Below is a listing. Gather each line of it that contains "امور".
[start]
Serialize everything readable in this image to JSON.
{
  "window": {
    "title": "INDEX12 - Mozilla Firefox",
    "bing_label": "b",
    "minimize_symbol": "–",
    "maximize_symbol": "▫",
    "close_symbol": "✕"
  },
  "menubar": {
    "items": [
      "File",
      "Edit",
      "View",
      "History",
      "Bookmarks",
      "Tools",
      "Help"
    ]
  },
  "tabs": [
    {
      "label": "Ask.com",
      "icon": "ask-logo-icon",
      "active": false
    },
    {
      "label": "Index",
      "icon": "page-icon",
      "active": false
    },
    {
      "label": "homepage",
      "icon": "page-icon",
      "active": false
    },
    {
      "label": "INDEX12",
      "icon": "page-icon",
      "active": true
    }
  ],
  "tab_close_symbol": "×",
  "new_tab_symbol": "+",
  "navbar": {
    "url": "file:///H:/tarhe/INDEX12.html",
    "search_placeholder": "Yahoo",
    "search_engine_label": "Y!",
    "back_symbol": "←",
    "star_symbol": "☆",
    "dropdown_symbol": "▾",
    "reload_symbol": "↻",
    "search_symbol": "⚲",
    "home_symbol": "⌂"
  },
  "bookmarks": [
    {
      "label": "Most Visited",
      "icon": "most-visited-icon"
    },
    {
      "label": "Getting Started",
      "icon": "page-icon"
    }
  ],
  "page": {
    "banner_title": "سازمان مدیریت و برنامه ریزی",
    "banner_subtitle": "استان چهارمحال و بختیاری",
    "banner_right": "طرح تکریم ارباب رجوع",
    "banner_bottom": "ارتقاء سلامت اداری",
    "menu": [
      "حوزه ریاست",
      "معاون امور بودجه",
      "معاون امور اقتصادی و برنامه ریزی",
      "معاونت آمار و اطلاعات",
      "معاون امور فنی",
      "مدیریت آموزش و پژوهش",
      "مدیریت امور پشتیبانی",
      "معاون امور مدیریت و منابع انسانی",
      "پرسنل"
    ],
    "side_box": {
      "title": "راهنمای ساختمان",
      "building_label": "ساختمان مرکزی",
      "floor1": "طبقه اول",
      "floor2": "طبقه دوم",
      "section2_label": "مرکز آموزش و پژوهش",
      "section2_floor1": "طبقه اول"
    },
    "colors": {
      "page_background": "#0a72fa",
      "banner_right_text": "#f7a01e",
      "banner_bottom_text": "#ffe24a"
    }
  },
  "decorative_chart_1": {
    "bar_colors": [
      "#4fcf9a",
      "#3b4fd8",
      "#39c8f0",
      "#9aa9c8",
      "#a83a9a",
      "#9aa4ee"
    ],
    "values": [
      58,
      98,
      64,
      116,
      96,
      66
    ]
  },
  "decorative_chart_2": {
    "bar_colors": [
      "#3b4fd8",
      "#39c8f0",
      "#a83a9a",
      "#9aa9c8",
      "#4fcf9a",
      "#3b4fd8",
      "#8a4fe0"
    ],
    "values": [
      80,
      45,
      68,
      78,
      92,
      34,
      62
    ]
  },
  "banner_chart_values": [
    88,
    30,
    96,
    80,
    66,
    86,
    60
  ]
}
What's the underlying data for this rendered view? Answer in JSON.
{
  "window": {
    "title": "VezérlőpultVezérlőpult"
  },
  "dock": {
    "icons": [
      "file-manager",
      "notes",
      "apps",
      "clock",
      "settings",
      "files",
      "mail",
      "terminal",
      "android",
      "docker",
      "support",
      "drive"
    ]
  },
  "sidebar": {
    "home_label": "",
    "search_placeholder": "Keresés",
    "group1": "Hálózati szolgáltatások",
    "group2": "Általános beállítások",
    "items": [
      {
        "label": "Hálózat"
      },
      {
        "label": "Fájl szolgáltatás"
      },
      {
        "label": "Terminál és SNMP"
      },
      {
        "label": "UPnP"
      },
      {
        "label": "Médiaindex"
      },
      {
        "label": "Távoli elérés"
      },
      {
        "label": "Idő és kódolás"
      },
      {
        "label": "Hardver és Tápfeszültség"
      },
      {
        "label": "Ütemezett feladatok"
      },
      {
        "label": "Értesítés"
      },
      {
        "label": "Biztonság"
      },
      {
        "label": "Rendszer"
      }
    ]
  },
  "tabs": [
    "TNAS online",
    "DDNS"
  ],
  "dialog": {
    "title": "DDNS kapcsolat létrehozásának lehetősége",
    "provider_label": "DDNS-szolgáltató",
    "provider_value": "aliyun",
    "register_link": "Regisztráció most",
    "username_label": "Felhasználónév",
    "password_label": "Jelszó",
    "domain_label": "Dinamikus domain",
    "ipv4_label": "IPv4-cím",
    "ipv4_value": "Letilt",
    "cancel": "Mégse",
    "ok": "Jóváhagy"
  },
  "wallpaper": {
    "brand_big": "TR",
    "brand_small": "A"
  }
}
[end]
● **Worked answer**:
      "معاون امور بودجه",
      "معاون امور اقتصادی و برنامه ریزی",
      "معاون امور فنی",
      "مدیریت امور پشتیبانی",
      "معاون امور مدیریت و منابع انسانی",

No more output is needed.